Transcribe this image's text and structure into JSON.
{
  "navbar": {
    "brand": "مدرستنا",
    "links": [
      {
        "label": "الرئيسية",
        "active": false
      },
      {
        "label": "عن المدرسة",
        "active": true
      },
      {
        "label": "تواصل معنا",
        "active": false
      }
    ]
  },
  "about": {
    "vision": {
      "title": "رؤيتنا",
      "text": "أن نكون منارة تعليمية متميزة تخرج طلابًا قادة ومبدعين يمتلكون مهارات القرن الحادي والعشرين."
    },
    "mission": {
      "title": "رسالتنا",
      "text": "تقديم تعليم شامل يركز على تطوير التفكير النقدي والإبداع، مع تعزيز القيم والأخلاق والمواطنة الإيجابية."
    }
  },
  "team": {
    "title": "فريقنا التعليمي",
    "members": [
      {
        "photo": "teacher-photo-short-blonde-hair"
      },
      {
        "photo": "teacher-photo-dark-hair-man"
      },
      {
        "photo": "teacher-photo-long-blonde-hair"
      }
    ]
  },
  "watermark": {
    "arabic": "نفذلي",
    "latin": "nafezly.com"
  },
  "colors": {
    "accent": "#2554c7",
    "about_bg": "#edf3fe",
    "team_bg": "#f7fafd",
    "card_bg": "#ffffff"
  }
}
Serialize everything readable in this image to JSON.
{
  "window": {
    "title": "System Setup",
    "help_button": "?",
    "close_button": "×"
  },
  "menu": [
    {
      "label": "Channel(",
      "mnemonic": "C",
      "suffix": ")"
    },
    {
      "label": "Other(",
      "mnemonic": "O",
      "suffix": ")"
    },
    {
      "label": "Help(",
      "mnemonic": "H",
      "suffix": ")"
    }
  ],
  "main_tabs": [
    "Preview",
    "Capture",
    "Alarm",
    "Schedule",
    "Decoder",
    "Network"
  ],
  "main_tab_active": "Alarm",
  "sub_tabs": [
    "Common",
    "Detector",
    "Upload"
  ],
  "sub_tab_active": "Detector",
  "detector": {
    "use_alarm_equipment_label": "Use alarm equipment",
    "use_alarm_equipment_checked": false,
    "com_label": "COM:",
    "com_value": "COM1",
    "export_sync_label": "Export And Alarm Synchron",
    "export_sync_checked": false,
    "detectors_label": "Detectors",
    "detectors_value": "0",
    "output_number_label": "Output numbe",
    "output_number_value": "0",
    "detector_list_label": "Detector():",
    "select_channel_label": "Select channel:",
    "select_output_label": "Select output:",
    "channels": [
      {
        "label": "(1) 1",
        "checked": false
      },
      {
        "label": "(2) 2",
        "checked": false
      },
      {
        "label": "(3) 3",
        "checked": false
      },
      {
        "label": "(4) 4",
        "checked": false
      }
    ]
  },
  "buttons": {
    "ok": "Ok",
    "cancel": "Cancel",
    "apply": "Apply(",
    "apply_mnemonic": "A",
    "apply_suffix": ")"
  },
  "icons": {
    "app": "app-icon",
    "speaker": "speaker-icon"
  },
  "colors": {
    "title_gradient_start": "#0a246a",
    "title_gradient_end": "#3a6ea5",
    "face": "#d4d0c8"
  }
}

## [WHAT YOU SHOULD DO]
Restate each record exactly as written.

## [RESPONSE TO THE TASK]
Transcribe this image's text and structure into JSON.
{
  "navbar": {
    "brand": "مدرستنا",
    "links": [
      {
        "label": "الرئيسية",
        "active": false
      },
      {
        "label": "عن المدرسة",
        "active": true
      },
      {
        "label": "تواصل معنا",
        "active": false
      }
    ]
  },
  "about": {
    "vision": {
      "title": "رؤيتنا",
      "text": "أن نكون منارة تعليمية متميزة تخرج طلابًا قادة ومبدعين يمتلكون مهارات القرن الحادي والعشرين."
    },
    "mission": {
      "title": "رسالتنا",
      "text": "تقديم تعليم شامل يركز على تطوير التفكير النقدي والإبداع، مع تعزيز القيم والأخلاق والمواطنة الإيجابية."
    }
  },
  "team": {
    "title": "فريقنا التعليمي",
    "members": [
      {
        "photo": "teacher-photo-short-blonde-hair"
      },
      {
        "photo": "teacher-photo-dark-hair-man"
      },
      {
        "photo": "teacher-photo-long-blonde-hair"
      }
    ]
  },
  "watermark": {
    "arabic": "نفذلي",
    "latin": "nafezly.com"
  },
  "colors": {
    "accent": "#2554c7",
    "about_bg": "#edf3fe",
    "team_bg": "#f7fafd",
    "card_bg": "#ffffff"
  }
}
Serialize everything readable in this image to JSON.
{
  "window": {
    "title": "System Setup",
    "help_button": "?",
    "close_button": "×"
  },
  "menu": [
    {
      "label": "Channel(",
      "mnemonic": "C",
      "suffix": ")"
    },
    {
      "label": "Other(",
      "mnemonic": "O",
      "suffix": ")"
    },
    {
      "label": "Help(",
      "mnemonic": "H",
      "suffix": ")"
    }
  ],
  "main_tabs": [
    "Preview",
    "Capture",
    "Alarm",
    "Schedule",
    "Decoder",
    "Network"
  ],
  "main_tab_active": "Alarm",
  "sub_tabs": [
    "Common",
    "Detector",
    "Upload"
  ],
  "sub_tab_active": "Detector",
  "detector": {
    "use_alarm_equipment_label": "Use alarm equipment",
    "use_alarm_equipment_checked": false,
    "com_label": "COM:",
    "com_value": "COM1",
    "export_sync_label": "Export And Alarm Synchron",
    "export_sync_checked": false,
    "detectors_label": "Detectors",
    "detectors_value": "0",
    "output_number_label": "Output numbe",
    "output_number_value": "0",
    "detector_list_label": "Detector():",
    "select_channel_label": "Select channel:",
    "select_output_label": "Select output:",
    "channels": [
      {
        "label": "(1) 1",
        "checked": false
      },
      {
        "label": "(2) 2",
        "checked": false
      },
      {
        "label": "(3) 3",
        "checked": false
      },
      {
        "label": "(4) 4",
        "checked": false
      }
    ]
  },
  "buttons": {
    "ok": "Ok",
    "cancel": "Cancel",
    "apply": "Apply(",
    "apply_mnemonic": "A",
    "apply_suffix": ")"
  },
  "icons": {
    "app": "app-icon",
    "speaker": "speaker-icon"
  },
  "colors": {
    "title_gradient_start": "#0a246a",
    "title_gradient_end": "#3a6ea5",
    "face": "#d4d0c8"
  }
}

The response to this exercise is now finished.